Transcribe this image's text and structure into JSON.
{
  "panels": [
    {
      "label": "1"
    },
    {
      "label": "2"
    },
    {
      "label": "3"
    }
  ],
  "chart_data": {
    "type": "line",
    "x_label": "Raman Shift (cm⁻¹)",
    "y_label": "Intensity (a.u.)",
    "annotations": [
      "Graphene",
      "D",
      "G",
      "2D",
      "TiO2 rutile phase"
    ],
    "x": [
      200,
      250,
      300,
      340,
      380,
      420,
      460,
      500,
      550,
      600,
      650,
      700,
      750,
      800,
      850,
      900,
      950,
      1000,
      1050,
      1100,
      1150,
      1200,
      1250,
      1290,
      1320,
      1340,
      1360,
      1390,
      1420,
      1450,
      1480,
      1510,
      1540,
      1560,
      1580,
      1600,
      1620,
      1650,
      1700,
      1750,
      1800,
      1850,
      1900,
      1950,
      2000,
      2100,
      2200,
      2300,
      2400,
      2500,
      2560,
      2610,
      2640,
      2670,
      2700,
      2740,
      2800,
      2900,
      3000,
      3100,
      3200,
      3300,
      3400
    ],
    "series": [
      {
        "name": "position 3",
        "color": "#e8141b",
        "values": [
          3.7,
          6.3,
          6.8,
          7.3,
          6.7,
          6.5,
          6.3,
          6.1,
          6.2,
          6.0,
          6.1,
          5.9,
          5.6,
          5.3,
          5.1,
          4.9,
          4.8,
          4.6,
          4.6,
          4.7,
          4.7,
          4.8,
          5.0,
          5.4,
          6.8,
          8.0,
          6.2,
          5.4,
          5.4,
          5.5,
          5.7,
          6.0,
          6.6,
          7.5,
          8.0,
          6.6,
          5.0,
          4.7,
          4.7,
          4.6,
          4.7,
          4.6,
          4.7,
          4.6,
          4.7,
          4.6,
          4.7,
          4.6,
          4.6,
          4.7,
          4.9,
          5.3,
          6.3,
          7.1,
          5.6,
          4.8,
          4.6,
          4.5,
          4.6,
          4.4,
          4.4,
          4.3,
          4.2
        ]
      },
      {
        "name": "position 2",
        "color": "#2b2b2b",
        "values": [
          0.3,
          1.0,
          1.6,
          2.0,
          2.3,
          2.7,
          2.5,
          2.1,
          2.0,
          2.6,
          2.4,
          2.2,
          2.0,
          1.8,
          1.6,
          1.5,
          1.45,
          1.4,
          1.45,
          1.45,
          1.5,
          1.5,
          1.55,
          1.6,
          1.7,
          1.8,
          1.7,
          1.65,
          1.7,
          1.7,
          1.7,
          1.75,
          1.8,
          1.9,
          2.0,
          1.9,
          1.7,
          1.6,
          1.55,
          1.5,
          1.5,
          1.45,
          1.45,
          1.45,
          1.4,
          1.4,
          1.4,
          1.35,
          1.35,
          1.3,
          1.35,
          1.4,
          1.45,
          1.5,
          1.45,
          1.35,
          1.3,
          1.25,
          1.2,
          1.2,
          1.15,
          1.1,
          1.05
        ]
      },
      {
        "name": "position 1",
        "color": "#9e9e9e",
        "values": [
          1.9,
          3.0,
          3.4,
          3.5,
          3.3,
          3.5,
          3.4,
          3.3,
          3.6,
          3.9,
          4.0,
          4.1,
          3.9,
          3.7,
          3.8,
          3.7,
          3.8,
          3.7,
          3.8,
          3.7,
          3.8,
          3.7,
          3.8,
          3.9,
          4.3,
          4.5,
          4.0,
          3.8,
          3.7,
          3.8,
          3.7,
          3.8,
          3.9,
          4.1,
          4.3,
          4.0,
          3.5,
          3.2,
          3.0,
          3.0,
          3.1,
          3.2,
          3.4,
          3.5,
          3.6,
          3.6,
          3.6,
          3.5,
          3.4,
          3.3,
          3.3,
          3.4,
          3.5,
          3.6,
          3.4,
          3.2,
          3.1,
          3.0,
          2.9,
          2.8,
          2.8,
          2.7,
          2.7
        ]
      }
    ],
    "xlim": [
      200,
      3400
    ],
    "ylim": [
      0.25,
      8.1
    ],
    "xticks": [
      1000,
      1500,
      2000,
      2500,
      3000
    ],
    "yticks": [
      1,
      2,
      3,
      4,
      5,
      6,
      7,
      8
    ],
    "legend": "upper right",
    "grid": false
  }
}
# # #
Which lines include the word "position"? List them all.

        "name": "position 3",
        "name": "position 2",
        "name": "position 1",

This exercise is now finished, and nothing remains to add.